[Dataset rows about figures]
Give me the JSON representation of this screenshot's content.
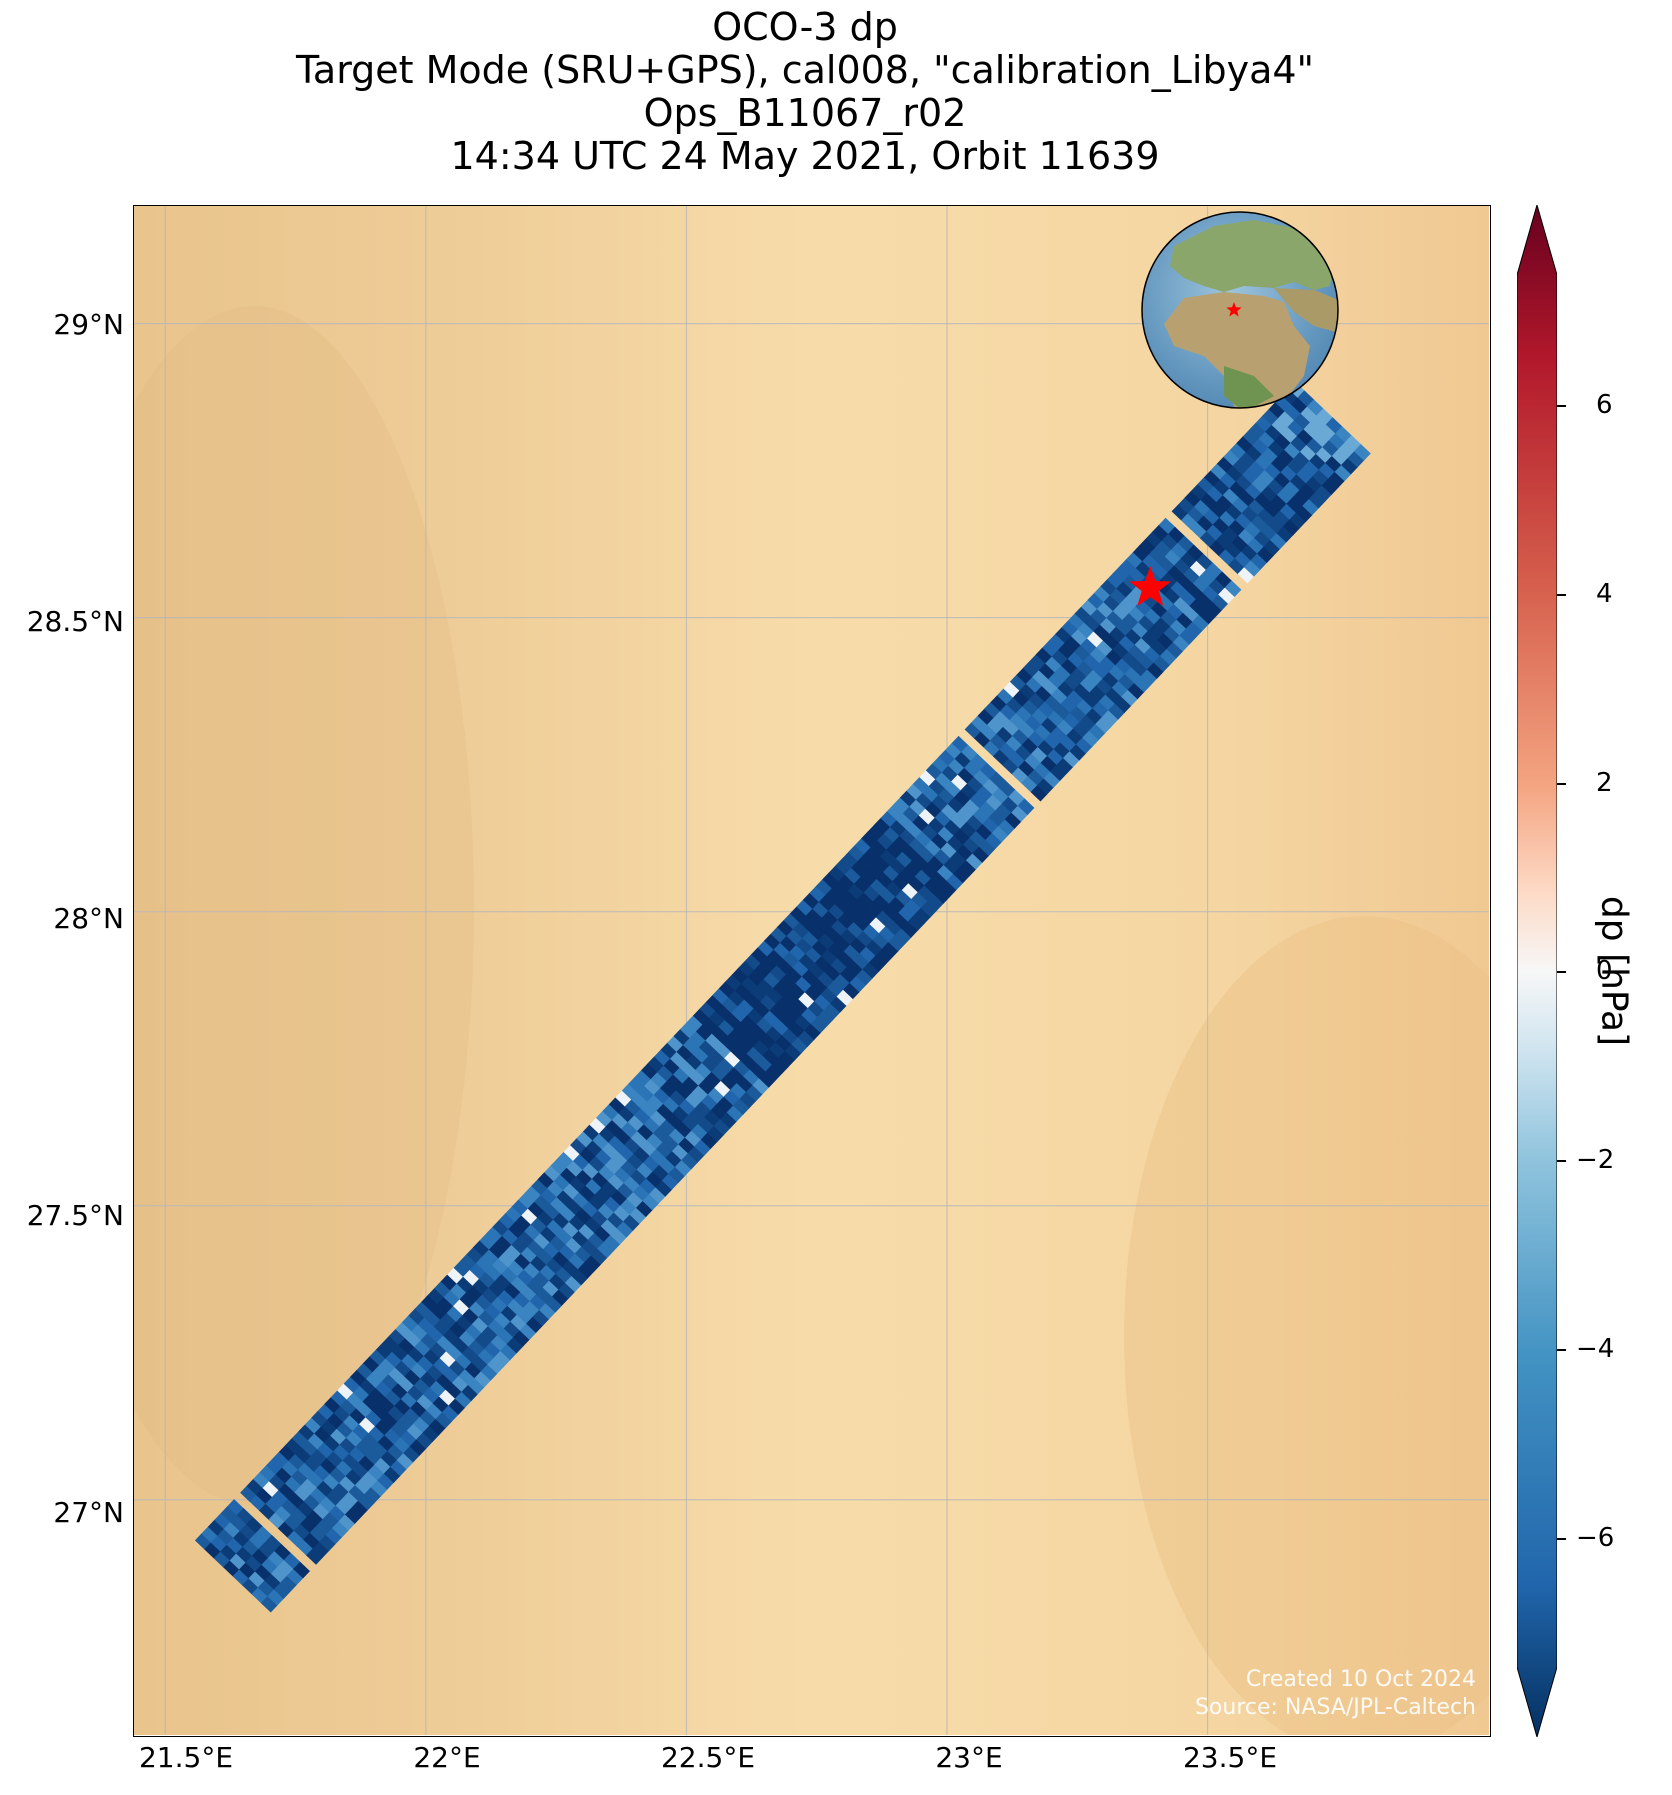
{
  "title": {
    "line1": "OCO-3 dp",
    "line2": "Target Mode (SRU+GPS), cal008, \"calibration_Libya4\"",
    "line3": "Ops_B11067_r02",
    "line4": "14:34 UTC 24 May 2021, Orbit 11639"
  },
  "map": {
    "lon_range": [
      21.44,
      24.04
    ],
    "lat_range": [
      26.6,
      29.2
    ],
    "lat_ticks": [
      "29°N",
      "28.5°N",
      "28°N",
      "27.5°N",
      "27°N"
    ],
    "lon_ticks": [
      "21.5°E",
      "22°E",
      "22.5°E",
      "23°E",
      "23.5°E"
    ],
    "target": {
      "lon": 23.39,
      "lat": 28.55,
      "marker": "star",
      "color": "#ff0000"
    },
    "swath_start": {
      "lon": 21.63,
      "lat": 26.87
    },
    "swath_end": {
      "lon": 23.74,
      "lat": 28.84
    },
    "background": "desert satellite imagery",
    "inset": "globe locator with red star"
  },
  "colorbar": {
    "label": "dp [hPa]",
    "ticks": [
      "6",
      "4",
      "2",
      "0",
      "−2",
      "−4",
      "−6"
    ],
    "range": [
      -7.5,
      7.5
    ],
    "colormap": "RdBu_r"
  },
  "credit": {
    "line1": "Created 10 Oct 2024",
    "line2": "Source: NASA/JPL-Caltech"
  }
}
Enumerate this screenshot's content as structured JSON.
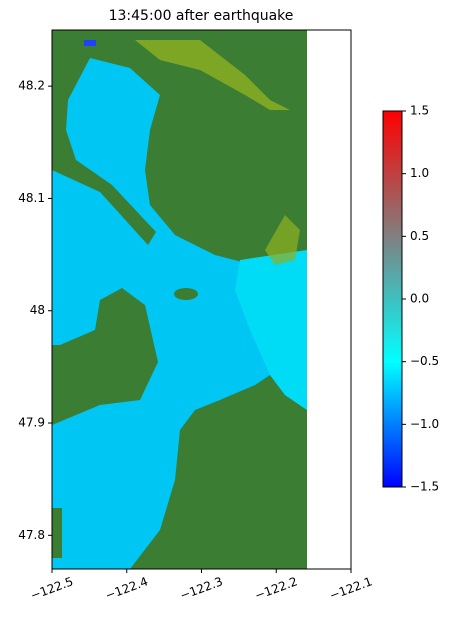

• **Problem details**
Each line above that holds the string "screenshot" should be copied and shown.

• **Full solution**
Give me the JSON representation of this screenshot's content.
Enumerate this screenshot's content as structured JSON.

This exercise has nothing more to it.